- _Exercise requirements_:
Where a line contains the word "this", copy that line in full.

....

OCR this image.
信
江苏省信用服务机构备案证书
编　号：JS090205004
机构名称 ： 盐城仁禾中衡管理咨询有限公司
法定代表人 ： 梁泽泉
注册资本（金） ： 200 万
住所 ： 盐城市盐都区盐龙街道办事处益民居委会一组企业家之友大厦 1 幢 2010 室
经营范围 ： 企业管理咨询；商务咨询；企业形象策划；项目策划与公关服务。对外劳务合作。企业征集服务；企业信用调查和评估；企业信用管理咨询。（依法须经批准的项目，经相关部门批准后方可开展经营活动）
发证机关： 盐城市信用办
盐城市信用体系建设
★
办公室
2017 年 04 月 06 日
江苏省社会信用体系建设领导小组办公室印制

....

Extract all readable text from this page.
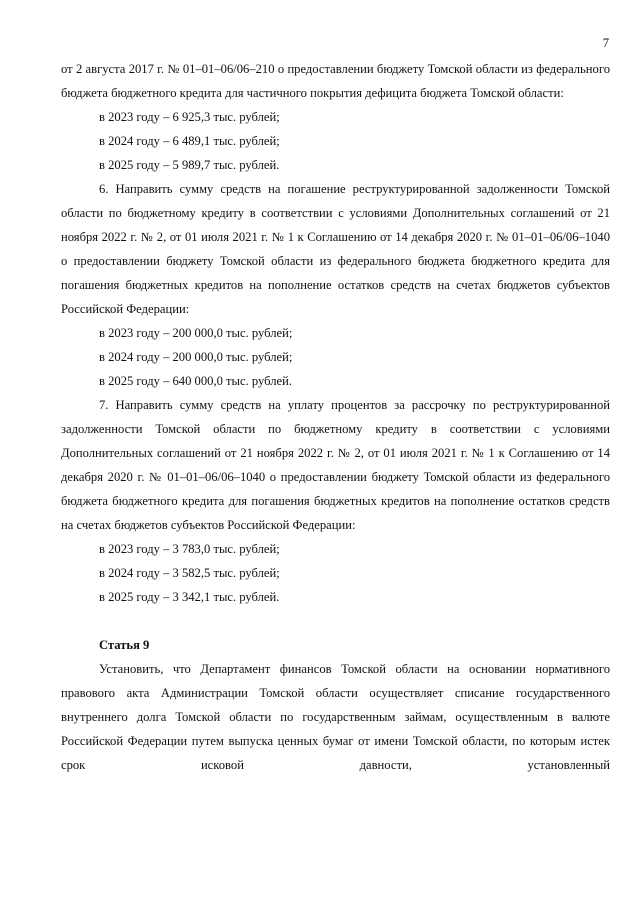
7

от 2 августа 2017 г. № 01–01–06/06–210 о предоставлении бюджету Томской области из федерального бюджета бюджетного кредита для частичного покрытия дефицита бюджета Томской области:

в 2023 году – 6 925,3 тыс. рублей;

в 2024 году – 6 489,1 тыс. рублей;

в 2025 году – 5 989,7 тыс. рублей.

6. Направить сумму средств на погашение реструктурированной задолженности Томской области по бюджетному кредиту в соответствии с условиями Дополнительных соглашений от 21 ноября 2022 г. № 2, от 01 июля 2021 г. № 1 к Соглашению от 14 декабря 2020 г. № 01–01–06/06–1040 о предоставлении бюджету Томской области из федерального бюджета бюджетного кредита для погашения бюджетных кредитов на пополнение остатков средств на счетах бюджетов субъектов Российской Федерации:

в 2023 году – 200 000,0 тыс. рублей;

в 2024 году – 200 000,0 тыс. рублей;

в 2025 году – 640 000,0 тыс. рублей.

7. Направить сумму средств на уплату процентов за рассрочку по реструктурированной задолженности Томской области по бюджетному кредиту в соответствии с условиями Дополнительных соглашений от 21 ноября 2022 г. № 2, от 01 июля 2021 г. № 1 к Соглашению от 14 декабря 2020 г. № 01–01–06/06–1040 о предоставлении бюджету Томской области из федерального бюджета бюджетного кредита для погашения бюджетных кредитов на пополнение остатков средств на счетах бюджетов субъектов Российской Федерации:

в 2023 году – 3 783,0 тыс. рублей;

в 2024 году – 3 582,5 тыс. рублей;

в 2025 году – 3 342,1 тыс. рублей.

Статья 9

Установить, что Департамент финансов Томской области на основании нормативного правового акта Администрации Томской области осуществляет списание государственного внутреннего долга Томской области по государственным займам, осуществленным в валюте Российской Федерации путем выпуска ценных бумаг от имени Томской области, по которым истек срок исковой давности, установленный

....

- _Solution to the exercise_:
OCR this image.
Extract all readable text from this page.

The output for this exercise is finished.